## RECORDS SUPPLIED
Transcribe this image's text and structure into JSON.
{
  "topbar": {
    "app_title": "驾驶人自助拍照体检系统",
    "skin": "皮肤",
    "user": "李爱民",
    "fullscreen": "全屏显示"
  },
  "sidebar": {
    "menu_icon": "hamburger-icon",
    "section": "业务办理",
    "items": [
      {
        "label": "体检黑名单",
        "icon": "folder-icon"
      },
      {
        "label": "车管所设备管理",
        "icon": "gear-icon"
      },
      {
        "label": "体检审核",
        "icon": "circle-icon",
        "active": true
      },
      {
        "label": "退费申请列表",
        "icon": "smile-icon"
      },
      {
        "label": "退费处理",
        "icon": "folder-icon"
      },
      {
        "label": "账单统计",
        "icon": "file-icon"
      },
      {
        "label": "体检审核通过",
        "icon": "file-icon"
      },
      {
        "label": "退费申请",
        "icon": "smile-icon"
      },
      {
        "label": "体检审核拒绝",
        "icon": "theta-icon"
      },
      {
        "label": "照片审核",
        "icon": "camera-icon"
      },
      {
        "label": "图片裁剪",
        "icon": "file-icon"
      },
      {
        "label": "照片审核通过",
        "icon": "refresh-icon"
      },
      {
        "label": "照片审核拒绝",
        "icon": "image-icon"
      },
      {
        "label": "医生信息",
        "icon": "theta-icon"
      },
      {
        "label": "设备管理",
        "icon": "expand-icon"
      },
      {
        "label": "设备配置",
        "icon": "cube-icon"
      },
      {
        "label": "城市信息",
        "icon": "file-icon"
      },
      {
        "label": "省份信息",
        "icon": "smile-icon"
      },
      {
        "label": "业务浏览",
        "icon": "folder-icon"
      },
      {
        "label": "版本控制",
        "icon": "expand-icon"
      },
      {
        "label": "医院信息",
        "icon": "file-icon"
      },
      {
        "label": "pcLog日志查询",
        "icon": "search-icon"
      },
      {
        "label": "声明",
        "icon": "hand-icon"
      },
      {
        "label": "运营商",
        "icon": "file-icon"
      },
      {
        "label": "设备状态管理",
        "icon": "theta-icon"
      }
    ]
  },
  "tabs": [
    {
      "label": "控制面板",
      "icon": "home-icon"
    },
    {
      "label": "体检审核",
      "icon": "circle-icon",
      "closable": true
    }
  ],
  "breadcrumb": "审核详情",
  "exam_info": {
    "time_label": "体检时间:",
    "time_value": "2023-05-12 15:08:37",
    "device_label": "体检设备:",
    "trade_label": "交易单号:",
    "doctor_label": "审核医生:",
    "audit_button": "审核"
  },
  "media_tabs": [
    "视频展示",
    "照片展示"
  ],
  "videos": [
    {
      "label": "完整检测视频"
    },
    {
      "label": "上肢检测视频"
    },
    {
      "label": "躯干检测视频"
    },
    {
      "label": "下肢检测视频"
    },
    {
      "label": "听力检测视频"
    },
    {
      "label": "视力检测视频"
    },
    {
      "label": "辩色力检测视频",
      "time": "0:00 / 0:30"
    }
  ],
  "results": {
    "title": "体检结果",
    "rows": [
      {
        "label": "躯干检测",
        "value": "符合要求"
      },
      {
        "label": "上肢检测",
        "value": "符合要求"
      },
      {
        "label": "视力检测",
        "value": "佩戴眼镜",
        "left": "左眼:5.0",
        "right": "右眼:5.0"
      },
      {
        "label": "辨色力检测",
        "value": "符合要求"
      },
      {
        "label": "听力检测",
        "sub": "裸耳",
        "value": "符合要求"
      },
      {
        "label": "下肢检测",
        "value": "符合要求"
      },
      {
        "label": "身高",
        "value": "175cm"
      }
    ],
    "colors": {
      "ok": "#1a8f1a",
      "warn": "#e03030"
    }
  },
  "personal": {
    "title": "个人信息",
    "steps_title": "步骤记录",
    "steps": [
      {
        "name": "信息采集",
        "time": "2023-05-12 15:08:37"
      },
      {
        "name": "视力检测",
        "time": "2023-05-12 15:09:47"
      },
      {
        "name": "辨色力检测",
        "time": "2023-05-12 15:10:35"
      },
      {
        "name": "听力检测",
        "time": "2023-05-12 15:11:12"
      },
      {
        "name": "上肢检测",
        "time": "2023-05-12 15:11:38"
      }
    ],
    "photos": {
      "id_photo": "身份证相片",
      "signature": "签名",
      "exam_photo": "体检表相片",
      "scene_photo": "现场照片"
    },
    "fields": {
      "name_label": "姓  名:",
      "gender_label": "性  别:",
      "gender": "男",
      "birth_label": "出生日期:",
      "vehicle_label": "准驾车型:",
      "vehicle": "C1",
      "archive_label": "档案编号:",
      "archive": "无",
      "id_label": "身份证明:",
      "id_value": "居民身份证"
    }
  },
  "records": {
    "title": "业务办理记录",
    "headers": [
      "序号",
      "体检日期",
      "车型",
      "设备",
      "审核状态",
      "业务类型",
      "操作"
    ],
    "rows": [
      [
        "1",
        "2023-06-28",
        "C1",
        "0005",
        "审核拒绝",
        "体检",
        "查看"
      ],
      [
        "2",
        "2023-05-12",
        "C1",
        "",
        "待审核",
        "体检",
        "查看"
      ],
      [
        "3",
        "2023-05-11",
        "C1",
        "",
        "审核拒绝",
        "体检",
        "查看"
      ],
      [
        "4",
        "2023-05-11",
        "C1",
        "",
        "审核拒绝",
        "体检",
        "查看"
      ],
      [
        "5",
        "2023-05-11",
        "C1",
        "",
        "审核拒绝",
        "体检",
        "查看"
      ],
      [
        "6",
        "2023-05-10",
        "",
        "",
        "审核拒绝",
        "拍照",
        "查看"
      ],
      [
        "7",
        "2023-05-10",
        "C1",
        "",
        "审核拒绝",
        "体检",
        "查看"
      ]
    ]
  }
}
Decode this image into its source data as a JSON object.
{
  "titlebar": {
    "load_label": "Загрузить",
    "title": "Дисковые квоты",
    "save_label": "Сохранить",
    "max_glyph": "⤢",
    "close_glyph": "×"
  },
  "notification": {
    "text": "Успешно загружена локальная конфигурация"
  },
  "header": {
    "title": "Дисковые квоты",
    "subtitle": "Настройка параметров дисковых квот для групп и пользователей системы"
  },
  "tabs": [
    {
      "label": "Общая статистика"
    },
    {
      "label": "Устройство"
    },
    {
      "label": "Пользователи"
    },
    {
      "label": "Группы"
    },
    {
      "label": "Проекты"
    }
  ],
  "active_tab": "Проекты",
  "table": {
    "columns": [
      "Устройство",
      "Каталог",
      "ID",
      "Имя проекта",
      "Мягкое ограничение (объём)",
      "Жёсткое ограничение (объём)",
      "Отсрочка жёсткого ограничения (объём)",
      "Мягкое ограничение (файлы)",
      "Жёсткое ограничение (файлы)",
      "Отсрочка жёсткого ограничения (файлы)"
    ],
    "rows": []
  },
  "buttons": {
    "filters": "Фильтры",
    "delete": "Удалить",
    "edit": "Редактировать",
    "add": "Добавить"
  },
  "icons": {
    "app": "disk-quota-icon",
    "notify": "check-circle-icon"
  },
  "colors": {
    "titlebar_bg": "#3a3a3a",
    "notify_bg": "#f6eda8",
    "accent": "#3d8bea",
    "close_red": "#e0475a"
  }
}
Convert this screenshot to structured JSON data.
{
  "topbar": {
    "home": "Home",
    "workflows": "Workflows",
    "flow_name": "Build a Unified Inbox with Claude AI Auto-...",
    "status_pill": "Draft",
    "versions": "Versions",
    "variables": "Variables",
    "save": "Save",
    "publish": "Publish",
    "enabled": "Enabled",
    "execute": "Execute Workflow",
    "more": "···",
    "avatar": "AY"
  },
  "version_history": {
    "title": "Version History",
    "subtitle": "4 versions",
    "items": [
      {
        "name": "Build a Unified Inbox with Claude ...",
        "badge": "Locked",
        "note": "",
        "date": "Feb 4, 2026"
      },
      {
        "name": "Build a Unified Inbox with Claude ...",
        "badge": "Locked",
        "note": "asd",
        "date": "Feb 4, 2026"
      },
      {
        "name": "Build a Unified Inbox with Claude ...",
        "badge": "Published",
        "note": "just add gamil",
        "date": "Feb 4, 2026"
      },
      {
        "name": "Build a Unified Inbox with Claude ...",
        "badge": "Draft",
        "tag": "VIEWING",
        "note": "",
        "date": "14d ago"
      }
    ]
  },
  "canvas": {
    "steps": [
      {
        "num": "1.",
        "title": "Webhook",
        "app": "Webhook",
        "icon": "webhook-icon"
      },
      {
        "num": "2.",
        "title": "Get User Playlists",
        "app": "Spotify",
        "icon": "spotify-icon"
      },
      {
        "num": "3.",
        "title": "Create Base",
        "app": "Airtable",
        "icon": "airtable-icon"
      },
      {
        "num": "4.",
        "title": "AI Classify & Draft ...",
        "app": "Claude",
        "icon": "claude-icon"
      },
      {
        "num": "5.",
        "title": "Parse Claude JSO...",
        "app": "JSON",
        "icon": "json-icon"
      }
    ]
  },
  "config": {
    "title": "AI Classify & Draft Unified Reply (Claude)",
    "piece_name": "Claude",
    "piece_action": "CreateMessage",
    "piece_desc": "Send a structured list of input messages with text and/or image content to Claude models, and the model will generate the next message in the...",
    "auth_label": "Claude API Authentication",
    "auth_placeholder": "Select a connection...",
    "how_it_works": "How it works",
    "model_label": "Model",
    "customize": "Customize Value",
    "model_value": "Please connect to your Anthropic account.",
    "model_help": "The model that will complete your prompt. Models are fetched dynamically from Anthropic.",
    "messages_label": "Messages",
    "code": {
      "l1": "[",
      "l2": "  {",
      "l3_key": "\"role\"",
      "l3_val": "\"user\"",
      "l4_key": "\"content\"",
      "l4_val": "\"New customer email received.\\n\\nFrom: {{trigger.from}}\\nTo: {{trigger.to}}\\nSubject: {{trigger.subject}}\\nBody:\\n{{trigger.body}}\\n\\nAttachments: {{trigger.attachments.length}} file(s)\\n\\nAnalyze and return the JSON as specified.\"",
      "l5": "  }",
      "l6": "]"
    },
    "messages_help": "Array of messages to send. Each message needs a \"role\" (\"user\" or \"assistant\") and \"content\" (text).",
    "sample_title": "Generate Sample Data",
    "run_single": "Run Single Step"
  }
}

## SHORT PROBLEM
Find the lines above that include the string "Отсрочка" and copy them.

## TASK SOLUTION
      "Отсрочка жёсткого ограничения (объём)",
      "Отсрочка жёсткого ограничения (файлы)"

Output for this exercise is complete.